**TASK DIRECTIONS**:
Collect each line of the records containing the string "color".
[DATA ROWS start]
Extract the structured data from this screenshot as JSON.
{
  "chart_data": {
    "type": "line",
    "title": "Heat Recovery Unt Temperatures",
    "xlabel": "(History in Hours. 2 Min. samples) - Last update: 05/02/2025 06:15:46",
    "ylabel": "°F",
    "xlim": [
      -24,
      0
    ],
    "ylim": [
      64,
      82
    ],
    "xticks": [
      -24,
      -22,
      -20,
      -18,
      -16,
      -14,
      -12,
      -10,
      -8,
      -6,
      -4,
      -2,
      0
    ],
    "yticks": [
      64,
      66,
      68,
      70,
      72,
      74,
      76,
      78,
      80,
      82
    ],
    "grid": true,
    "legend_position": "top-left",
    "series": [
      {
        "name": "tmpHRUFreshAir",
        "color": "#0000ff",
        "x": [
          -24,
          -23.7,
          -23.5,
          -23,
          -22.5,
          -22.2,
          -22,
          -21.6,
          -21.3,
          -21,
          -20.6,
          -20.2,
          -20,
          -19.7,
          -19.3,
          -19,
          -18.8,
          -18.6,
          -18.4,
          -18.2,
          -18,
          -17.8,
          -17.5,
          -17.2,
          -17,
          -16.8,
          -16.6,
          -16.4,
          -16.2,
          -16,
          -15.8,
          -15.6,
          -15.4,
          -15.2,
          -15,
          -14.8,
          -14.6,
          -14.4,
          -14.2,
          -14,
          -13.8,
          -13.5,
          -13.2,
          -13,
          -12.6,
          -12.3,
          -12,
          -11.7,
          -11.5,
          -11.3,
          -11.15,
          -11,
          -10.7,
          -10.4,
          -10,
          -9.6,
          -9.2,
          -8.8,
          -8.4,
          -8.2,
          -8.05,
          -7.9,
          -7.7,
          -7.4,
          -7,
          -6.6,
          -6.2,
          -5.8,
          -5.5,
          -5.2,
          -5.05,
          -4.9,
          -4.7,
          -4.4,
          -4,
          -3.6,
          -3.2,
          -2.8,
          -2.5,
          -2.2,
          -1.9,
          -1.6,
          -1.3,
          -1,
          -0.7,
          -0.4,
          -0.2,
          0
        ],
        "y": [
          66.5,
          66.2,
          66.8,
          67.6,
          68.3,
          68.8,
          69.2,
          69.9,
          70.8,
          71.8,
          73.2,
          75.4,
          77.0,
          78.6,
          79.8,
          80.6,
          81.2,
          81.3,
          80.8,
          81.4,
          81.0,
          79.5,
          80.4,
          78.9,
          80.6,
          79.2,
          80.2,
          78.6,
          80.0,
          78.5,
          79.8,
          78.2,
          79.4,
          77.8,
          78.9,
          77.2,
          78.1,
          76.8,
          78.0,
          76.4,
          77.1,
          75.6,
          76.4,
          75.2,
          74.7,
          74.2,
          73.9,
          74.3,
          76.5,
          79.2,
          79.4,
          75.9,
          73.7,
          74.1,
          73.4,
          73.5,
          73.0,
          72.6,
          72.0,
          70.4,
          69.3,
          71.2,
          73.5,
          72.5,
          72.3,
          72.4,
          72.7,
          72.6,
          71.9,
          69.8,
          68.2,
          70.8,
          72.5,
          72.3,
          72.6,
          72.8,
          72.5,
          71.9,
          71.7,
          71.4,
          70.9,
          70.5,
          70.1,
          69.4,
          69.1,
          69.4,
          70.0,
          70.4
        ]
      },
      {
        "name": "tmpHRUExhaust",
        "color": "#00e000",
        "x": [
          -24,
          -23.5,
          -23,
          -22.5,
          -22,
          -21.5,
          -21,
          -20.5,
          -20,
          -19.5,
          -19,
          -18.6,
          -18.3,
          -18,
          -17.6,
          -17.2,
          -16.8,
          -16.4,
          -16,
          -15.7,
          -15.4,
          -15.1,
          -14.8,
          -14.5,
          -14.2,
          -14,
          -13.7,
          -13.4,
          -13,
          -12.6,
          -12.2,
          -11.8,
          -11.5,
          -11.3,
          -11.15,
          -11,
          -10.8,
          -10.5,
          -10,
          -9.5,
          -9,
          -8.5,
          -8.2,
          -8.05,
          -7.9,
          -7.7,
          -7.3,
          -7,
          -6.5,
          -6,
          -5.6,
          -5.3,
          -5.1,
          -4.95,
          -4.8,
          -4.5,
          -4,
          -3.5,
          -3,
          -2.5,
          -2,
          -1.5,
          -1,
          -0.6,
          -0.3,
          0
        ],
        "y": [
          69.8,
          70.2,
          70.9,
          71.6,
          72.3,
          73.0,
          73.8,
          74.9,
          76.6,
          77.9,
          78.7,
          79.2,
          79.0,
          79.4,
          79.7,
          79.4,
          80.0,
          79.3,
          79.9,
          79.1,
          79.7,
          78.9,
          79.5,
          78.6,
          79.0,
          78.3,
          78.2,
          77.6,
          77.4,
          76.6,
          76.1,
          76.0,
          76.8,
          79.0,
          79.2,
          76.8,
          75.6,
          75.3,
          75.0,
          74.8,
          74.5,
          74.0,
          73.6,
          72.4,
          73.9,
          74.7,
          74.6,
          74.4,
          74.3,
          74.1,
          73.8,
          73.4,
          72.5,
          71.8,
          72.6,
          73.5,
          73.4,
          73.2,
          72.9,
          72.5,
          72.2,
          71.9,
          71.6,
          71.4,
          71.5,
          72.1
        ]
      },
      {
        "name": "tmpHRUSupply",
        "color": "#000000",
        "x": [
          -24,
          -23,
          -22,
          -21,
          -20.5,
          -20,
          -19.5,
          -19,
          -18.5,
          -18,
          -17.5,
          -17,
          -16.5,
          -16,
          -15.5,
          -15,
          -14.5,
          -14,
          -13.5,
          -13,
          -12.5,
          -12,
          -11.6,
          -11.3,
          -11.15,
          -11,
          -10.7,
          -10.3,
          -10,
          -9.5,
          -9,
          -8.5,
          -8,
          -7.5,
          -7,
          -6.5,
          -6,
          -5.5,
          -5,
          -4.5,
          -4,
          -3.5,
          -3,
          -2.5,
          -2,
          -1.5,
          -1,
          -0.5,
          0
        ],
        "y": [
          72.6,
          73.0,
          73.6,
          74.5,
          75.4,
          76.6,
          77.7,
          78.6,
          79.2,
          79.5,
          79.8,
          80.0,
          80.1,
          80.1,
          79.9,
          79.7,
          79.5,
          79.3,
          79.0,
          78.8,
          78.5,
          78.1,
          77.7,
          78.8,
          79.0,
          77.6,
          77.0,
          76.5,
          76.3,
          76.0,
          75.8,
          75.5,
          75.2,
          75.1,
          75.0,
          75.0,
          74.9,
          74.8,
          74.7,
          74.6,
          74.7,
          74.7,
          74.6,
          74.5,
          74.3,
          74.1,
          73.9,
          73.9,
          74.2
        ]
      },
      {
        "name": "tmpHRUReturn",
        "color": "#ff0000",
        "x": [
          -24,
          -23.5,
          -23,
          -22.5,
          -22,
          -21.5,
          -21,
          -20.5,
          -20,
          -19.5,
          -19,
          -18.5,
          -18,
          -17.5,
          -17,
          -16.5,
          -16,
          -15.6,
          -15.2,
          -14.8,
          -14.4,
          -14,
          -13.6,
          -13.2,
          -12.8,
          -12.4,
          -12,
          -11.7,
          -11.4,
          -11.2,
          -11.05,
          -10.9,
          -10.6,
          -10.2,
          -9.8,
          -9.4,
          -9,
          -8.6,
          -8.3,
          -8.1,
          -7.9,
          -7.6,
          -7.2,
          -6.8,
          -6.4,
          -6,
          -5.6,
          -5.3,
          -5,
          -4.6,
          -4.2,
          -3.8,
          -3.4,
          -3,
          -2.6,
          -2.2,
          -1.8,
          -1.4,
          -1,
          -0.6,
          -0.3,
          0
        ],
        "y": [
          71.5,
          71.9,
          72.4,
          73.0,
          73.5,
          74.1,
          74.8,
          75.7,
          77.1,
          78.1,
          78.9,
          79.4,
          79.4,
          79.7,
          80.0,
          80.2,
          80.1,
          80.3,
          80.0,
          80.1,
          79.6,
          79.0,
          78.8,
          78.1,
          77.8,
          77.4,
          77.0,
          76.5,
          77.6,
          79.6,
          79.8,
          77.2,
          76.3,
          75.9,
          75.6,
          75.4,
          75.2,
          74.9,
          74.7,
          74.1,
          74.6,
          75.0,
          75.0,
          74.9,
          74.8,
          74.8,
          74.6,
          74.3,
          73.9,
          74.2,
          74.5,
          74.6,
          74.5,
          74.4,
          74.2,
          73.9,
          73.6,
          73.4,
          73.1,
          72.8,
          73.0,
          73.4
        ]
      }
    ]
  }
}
[DATA ROWS end]
**RESULT OF THE EXERCISE**:
        "color": "#0000ff",
        "color": "#00e000",
        "color": "#000000",
        "color": "#ff0000",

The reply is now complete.